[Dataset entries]
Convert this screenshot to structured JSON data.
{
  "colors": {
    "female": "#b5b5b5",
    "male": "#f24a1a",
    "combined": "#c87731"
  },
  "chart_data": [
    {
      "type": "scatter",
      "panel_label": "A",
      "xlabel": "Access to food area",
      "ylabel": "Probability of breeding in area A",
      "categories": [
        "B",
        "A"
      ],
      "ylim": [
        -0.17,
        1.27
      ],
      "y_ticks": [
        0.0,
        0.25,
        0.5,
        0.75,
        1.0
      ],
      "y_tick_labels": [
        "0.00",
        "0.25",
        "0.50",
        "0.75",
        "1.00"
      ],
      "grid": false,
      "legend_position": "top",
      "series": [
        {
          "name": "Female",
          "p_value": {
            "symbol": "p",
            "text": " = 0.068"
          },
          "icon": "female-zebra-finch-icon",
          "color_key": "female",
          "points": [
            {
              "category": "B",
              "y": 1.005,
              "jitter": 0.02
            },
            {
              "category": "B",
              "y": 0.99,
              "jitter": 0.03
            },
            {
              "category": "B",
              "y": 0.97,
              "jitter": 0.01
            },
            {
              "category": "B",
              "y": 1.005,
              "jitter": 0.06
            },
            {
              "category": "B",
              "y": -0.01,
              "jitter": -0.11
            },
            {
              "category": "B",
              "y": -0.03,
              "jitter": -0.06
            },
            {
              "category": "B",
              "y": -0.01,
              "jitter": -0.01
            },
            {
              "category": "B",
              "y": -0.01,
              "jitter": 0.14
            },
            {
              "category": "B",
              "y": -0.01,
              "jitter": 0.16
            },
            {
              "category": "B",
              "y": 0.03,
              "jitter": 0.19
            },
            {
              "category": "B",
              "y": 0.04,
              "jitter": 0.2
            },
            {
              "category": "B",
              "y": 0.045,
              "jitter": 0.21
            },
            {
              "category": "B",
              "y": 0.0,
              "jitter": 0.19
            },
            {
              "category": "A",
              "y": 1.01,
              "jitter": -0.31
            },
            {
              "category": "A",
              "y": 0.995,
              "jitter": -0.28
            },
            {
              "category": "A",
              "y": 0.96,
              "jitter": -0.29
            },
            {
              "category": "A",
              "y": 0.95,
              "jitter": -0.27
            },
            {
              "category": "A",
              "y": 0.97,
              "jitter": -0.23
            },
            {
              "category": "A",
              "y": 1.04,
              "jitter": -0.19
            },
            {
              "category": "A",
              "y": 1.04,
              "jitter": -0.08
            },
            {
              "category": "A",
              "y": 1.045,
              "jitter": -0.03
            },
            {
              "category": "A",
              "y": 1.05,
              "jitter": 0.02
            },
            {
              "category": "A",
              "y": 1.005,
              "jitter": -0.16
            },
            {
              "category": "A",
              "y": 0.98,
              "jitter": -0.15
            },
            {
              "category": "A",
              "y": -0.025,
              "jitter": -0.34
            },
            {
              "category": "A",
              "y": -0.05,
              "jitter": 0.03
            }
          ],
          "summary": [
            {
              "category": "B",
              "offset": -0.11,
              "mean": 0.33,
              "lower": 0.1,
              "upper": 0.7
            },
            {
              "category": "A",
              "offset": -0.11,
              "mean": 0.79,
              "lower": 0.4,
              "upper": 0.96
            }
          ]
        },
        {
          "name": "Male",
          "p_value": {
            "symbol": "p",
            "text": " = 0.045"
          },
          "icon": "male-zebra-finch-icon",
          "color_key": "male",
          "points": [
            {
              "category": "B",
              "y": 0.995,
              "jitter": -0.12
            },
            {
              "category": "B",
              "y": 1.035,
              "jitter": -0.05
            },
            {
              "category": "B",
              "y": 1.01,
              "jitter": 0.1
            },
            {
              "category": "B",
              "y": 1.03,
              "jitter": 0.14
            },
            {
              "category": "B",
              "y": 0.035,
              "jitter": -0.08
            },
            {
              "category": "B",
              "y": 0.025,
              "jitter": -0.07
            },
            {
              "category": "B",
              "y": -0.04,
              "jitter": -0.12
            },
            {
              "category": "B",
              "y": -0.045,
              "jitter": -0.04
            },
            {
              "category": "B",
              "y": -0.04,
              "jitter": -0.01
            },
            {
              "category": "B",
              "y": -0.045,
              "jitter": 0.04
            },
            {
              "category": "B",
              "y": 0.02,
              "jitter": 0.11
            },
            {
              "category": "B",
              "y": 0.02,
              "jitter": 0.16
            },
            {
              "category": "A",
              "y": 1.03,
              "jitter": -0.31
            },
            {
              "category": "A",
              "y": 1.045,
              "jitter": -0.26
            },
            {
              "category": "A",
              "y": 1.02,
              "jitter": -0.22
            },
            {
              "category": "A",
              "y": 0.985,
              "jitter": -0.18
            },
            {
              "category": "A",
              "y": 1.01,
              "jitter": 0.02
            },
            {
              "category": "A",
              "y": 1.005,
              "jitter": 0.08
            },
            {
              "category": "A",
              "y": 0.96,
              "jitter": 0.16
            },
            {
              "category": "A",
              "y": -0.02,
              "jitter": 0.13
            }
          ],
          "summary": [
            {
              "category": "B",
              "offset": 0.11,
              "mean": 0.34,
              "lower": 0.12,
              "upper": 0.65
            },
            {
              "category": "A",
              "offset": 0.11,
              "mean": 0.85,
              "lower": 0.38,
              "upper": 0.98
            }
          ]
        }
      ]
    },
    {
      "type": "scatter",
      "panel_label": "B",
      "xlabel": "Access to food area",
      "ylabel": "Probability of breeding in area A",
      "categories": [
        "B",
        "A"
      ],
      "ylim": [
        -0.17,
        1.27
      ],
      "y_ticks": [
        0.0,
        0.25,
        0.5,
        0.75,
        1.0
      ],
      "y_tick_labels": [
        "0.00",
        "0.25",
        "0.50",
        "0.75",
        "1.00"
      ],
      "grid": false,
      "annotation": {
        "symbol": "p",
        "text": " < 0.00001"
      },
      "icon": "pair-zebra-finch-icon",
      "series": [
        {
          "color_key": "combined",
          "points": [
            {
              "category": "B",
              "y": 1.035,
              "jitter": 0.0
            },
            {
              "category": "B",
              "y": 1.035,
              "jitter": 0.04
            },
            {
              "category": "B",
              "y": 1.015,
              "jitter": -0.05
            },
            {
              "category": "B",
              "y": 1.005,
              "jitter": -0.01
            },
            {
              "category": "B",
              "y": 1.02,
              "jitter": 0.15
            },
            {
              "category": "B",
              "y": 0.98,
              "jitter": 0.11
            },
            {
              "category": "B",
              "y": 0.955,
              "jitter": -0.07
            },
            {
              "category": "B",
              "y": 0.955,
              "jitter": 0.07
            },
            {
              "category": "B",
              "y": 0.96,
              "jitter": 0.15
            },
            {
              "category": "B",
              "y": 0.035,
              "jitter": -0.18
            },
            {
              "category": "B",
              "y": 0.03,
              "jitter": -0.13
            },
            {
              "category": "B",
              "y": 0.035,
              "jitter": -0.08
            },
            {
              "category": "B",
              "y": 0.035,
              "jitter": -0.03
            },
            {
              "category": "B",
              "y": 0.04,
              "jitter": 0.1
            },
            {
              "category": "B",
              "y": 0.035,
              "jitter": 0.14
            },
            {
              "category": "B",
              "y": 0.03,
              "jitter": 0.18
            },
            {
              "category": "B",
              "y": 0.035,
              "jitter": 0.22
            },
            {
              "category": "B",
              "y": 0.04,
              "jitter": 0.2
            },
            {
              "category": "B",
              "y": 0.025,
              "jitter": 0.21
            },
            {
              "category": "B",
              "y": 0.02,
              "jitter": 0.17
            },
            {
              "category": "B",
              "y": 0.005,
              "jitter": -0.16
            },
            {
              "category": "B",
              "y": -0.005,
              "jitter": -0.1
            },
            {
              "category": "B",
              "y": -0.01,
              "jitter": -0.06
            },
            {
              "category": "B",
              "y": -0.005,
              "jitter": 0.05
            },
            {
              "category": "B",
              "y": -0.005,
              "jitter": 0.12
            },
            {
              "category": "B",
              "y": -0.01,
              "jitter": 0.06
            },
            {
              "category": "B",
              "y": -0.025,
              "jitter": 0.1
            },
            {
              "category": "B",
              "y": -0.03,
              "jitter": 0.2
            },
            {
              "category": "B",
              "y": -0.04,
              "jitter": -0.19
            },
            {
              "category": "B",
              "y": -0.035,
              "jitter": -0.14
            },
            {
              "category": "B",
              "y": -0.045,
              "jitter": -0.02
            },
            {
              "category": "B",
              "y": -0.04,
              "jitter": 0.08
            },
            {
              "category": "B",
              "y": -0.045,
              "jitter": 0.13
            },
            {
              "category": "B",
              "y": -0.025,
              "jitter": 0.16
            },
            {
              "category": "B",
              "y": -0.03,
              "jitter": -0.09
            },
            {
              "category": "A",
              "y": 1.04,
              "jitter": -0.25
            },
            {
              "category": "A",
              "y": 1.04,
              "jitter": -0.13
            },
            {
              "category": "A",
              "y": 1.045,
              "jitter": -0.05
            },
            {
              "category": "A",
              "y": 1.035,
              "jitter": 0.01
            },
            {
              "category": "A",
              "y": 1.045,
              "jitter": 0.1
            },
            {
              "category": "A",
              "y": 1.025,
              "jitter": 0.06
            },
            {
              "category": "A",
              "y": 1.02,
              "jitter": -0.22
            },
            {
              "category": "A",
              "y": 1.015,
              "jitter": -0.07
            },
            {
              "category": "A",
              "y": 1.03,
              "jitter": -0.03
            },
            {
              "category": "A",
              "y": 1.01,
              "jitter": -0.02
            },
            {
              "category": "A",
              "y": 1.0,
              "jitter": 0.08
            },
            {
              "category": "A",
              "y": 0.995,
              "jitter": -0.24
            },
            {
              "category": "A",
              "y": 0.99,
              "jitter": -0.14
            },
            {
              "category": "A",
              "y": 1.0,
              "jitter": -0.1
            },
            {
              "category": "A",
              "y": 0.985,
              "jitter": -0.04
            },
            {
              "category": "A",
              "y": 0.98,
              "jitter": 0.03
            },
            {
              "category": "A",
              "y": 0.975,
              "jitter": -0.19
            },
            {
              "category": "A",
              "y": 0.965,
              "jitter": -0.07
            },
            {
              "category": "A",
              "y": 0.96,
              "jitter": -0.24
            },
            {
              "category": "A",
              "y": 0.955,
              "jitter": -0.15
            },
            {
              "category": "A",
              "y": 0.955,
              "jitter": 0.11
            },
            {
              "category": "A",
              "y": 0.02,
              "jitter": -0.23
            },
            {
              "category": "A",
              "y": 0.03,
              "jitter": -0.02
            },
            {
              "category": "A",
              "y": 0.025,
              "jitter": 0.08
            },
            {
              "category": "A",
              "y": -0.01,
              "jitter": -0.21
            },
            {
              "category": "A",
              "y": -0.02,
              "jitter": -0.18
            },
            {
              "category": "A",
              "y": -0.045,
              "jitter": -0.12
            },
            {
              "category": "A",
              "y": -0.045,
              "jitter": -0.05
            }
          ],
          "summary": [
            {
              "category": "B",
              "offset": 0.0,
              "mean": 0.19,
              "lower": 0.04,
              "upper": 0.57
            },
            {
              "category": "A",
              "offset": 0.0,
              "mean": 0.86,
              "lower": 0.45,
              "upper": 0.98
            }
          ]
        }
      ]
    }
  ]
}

**AIM OF THE TASK:**
Give the number of lines containing the word "icon". No other answer is needed.

**CORRECT OUTPUT:**
3